_PROBLEM REQUIREMENTS_. All the entries need to be quoted exactly, apart from the pictures, which you should drop.

[Extracted data entries]

start

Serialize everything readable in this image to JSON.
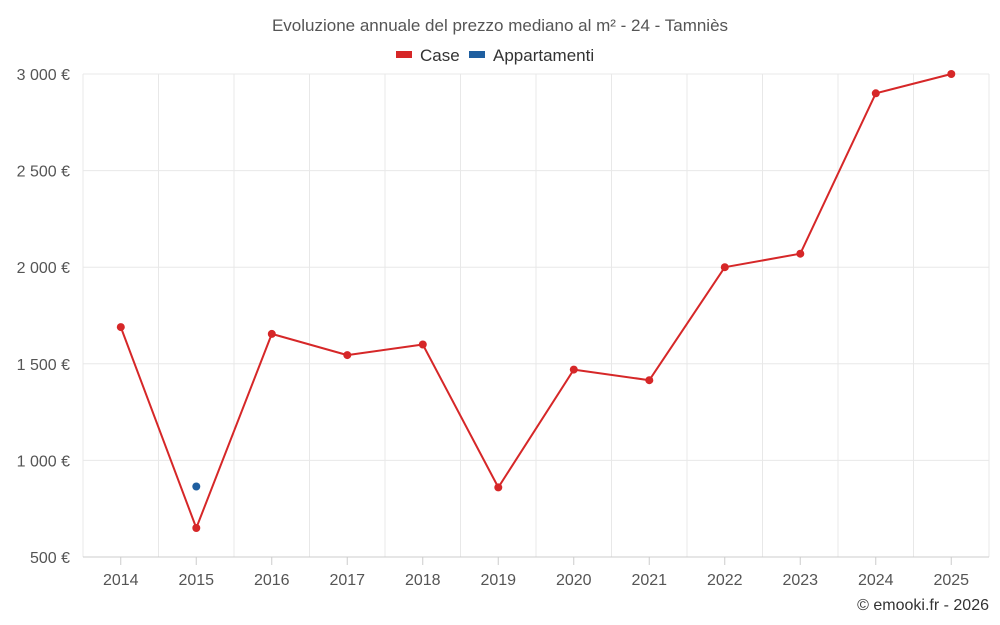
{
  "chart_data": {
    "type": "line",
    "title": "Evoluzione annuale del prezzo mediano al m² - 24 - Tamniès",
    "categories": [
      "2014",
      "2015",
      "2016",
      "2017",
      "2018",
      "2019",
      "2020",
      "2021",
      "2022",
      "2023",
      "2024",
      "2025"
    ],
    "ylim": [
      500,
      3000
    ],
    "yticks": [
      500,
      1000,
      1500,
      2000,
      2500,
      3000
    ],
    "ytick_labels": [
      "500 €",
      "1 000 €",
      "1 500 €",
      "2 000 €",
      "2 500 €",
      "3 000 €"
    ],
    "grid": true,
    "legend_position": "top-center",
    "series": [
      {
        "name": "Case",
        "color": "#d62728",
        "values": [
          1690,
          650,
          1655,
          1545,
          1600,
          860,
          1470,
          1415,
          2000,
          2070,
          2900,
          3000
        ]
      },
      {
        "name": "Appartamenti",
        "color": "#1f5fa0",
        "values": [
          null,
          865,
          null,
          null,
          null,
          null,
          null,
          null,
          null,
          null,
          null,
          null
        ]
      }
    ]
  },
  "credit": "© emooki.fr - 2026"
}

end

_OUTPUT OF THE TASK_.
Serialize everything readable in this image to JSON.
{
  "chart_data": {
    "type": "line",
    "title": "Evoluzione annuale del prezzo mediano al m² - 24 - Tamniès",
    "categories": [
      "2014",
      "2015",
      "2016",
      "2017",
      "2018",
      "2019",
      "2020",
      "2021",
      "2022",
      "2023",
      "2024",
      "2025"
    ],
    "ylim": [
      500,
      3000
    ],
    "yticks": [
      500,
      1000,
      1500,
      2000,
      2500,
      3000
    ],
    "ytick_labels": [
      "500 €",
      "1 000 €",
      "1 500 €",
      "2 000 €",
      "2 500 €",
      "3 000 €"
    ],
    "grid": true,
    "legend_position": "top-center",
    "series": [
      {
        "name": "Case",
        "color": "#d62728",
        "values": [
          1690,
          650,
          1655,
          1545,
          1600,
          860,
          1470,
          1415,
          2000,
          2070,
          2900,
          3000
        ]
      },
      {
        "name": "Appartamenti",
        "color": "#1f5fa0",
        "values": [
          null,
          865,
          null,
          null,
          null,
          null,
          null,
          null,
          null,
          null,
          null,
          null
        ]
      }
    ]
  },
  "credit": "© emooki.fr - 2026"
}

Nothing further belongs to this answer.